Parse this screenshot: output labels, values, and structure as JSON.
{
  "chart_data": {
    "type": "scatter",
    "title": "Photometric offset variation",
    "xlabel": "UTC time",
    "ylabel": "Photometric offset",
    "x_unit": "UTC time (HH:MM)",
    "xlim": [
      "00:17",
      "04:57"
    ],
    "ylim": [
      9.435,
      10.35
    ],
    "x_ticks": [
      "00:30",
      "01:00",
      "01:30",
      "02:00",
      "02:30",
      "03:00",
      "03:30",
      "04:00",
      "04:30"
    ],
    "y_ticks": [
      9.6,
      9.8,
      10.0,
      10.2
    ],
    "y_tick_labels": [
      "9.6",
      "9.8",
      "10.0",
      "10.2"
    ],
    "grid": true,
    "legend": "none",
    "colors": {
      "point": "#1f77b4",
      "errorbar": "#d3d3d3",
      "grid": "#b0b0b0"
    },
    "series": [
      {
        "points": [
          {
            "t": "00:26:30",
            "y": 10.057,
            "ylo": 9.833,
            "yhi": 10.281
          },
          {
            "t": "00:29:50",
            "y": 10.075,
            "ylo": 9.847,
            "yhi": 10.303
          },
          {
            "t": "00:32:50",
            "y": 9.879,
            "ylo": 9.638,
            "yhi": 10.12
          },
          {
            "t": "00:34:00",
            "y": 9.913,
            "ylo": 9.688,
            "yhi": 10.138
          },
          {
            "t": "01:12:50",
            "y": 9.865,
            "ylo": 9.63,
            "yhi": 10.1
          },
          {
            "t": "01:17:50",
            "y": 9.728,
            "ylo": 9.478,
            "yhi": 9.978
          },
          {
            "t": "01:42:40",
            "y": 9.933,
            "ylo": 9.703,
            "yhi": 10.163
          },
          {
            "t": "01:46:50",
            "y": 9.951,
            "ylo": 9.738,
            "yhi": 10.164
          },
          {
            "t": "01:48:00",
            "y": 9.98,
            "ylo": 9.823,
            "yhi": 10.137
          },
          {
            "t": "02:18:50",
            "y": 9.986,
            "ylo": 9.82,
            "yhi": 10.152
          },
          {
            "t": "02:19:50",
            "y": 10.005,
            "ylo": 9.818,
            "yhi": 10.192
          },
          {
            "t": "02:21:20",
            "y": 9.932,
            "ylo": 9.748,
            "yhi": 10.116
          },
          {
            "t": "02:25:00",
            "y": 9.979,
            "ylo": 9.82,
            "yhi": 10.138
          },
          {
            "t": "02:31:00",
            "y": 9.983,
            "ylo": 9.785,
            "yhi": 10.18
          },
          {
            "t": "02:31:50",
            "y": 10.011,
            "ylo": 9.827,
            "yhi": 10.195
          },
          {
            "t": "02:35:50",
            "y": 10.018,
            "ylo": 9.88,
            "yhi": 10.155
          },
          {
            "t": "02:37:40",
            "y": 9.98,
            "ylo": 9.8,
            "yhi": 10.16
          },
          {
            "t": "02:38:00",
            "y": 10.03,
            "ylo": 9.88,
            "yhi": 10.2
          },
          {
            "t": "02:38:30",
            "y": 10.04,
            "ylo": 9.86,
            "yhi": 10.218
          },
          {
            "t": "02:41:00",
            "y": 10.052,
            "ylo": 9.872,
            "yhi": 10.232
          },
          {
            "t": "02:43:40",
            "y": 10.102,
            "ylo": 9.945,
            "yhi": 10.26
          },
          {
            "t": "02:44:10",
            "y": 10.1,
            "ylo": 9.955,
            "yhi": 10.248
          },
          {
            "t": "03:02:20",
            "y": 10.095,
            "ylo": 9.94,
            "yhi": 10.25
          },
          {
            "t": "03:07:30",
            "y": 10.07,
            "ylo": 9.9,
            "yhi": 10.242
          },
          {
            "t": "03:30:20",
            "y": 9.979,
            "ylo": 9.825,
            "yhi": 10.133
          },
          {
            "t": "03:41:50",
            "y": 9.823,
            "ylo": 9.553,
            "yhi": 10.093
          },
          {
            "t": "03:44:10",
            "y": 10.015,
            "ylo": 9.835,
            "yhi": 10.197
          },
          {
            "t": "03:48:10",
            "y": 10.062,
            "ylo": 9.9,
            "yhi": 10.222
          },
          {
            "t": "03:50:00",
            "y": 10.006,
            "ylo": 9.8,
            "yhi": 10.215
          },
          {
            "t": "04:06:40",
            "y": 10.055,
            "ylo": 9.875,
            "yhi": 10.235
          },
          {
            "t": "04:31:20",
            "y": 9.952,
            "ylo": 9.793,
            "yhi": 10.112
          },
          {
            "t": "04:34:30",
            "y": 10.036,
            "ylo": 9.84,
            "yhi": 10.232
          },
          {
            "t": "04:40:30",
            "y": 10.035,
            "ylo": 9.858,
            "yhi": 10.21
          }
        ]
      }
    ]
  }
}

> _BRIEF_:
Select and copy every line of the material that holds the string "offset".

> _THE COMPLETED TASK_:
    "title": "Photometric offset variation",
    "ylabel": "Photometric offset",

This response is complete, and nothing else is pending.